Problem |
From the entries below, list each line with "Okres".

# Start of Provided records

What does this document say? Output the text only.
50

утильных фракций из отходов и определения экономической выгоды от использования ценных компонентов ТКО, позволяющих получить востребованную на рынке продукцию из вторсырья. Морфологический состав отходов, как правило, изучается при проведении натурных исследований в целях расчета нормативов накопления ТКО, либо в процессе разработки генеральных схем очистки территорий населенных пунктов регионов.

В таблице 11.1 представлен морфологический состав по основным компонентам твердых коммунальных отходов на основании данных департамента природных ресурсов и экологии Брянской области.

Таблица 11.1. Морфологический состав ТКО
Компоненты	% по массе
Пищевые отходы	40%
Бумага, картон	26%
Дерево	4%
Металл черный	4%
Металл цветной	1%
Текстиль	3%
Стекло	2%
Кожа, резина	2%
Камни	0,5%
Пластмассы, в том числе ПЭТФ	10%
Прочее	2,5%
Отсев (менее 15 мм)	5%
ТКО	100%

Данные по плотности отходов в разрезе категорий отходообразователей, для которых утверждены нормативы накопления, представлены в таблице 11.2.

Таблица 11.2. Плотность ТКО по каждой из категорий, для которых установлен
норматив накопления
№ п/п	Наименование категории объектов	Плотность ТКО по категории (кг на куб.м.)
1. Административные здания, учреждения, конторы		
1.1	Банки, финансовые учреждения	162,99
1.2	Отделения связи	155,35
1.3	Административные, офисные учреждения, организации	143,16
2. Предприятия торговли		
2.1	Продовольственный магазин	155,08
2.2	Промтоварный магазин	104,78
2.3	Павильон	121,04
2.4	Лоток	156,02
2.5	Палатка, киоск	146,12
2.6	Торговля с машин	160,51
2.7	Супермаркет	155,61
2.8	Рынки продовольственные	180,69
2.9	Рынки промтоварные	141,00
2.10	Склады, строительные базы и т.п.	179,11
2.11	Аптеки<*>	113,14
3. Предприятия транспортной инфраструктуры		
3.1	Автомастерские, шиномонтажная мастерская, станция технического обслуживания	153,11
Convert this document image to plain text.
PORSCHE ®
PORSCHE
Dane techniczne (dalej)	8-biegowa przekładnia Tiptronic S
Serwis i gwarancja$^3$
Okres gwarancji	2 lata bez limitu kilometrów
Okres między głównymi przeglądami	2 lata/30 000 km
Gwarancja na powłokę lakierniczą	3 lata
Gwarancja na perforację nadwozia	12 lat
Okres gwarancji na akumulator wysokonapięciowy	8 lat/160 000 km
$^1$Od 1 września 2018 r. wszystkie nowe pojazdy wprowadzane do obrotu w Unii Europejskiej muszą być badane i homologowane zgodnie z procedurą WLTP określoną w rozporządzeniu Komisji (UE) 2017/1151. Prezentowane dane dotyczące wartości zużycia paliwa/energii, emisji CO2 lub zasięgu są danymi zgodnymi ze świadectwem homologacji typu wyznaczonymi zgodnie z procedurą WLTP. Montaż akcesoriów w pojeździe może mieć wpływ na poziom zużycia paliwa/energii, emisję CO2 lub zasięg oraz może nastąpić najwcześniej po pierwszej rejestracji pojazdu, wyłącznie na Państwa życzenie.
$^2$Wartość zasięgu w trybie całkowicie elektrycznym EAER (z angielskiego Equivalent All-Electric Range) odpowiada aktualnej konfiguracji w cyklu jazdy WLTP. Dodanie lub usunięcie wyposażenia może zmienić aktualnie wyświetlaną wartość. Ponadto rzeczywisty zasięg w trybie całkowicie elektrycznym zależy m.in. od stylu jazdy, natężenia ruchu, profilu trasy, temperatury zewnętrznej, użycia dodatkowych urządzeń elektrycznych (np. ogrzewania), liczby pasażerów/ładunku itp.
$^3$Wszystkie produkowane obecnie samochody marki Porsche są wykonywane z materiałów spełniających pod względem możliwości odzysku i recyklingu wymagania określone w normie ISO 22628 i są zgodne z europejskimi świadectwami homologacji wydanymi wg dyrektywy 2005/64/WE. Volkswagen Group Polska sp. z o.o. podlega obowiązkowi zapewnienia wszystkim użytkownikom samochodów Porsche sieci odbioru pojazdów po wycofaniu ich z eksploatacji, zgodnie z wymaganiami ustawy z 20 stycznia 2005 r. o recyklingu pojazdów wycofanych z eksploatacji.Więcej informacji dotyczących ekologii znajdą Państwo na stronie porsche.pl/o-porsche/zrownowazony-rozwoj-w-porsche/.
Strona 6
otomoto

# End of Provided records

Result of the task |
Okres gwarancji	2 lata bez limitu kilometrów
Okres między głównymi przeglądami	2 lata/30 000 km
Okres gwarancji na akumulator wysokonapięciowy	8 lat/160 000 km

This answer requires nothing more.